## Instructions for the task
Return every record verbatim.

## Extracted information

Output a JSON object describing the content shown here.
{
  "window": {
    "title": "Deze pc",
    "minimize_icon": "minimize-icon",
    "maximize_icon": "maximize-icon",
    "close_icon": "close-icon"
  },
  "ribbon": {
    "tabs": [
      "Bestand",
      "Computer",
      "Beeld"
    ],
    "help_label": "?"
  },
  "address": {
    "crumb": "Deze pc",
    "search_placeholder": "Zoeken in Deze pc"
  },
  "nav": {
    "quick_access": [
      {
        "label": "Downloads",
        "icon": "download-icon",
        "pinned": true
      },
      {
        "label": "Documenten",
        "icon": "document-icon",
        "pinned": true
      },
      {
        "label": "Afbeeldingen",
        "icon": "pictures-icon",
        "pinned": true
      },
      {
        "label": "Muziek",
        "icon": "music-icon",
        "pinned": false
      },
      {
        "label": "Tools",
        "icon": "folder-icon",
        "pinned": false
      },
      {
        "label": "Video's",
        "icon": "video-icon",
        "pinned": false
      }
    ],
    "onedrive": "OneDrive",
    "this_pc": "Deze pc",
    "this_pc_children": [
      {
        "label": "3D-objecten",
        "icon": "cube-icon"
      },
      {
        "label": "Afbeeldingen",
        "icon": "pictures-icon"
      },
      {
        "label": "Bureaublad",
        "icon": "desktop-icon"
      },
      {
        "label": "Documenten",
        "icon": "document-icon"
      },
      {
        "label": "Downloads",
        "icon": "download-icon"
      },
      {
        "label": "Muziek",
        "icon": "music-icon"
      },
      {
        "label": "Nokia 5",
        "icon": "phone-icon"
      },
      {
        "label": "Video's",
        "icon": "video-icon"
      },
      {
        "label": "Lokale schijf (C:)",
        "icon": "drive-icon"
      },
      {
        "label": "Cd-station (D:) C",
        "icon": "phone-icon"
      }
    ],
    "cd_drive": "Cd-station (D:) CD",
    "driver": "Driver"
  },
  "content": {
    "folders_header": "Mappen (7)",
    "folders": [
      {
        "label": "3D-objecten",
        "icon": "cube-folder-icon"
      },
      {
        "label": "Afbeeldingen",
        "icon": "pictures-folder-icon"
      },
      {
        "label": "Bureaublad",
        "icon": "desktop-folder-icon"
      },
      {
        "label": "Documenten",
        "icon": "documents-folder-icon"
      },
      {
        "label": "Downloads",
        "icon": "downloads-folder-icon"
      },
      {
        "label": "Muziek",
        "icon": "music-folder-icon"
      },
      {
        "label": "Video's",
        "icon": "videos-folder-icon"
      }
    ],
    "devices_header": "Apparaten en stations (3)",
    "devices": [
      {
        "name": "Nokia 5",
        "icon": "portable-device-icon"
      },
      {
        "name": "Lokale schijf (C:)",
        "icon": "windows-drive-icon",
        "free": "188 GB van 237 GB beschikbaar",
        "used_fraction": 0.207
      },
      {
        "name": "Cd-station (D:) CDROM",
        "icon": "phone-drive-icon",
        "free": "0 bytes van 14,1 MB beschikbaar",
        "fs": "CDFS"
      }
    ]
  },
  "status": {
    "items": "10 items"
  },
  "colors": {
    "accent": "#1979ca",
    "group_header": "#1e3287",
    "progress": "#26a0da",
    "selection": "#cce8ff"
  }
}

## Answer to this exercise
Output a JSON object describing the content shown here.
{
  "window": {
    "title": "Deze pc",
    "minimize_icon": "minimize-icon",
    "maximize_icon": "maximize-icon",
    "close_icon": "close-icon"
  },
  "ribbon": {
    "tabs": [
      "Bestand",
      "Computer",
      "Beeld"
    ],
    "help_label": "?"
  },
  "address": {
    "crumb": "Deze pc",
    "search_placeholder": "Zoeken in Deze pc"
  },
  "nav": {
    "quick_access": [
      {
        "label": "Downloads",
        "icon": "download-icon",
        "pinned": true
      },
      {
        "label": "Documenten",
        "icon": "document-icon",
        "pinned": true
      },
      {
        "label": "Afbeeldingen",
        "icon": "pictures-icon",
        "pinned": true
      },
      {
        "label": "Muziek",
        "icon": "music-icon",
        "pinned": false
      },
      {
        "label": "Tools",
        "icon": "folder-icon",
        "pinned": false
      },
      {
        "label": "Video's",
        "icon": "video-icon",
        "pinned": false
      }
    ],
    "onedrive": "OneDrive",
    "this_pc": "Deze pc",
    "this_pc_children": [
      {
        "label": "3D-objecten",
        "icon": "cube-icon"
      },
      {
        "label": "Afbeeldingen",
        "icon": "pictures-icon"
      },
      {
        "label": "Bureaublad",
        "icon": "desktop-icon"
      },
      {
        "label": "Documenten",
        "icon": "document-icon"
      },
      {
        "label": "Downloads",
        "icon": "download-icon"
      },
      {
        "label": "Muziek",
        "icon": "music-icon"
      },
      {
        "label": "Nokia 5",
        "icon": "phone-icon"
      },
      {
        "label": "Video's",
        "icon": "video-icon"
      },
      {
        "label": "Lokale schijf (C:)",
        "icon": "drive-icon"
      },
      {
        "label": "Cd-station (D:) C",
        "icon": "phone-icon"
      }
    ],
    "cd_drive": "Cd-station (D:) CD",
    "driver": "Driver"
  },
  "content": {
    "folders_header": "Mappen (7)",
    "folders": [
      {
        "label": "3D-objecten",
        "icon": "cube-folder-icon"
      },
      {
        "label": "Afbeeldingen",
        "icon": "pictures-folder-icon"
      },
      {
        "label": "Bureaublad",
        "icon": "desktop-folder-icon"
      },
      {
        "label": "Documenten",
        "icon": "documents-folder-icon"
      },
      {
        "label": "Downloads",
        "icon": "downloads-folder-icon"
      },
      {
        "label": "Muziek",
        "icon": "music-folder-icon"
      },
      {
        "label": "Video's",
        "icon": "videos-folder-icon"
      }
    ],
    "devices_header": "Apparaten en stations (3)",
    "devices": [
      {
        "name": "Nokia 5",
        "icon": "portable-device-icon"
      },
      {
        "name": "Lokale schijf (C:)",
        "icon": "windows-drive-icon",
        "free": "188 GB van 237 GB beschikbaar",
        "used_fraction": 0.207
      },
      {
        "name": "Cd-station (D:) CDROM",
        "icon": "phone-drive-icon",
        "free": "0 bytes van 14,1 MB beschikbaar",
        "fs": "CDFS"
      }
    ]
  },
  "status": {
    "items": "10 items"
  },
  "colors": {
    "accent": "#1979ca",
    "group_header": "#1e3287",
    "progress": "#26a0da",
    "selection": "#cce8ff"
  }
}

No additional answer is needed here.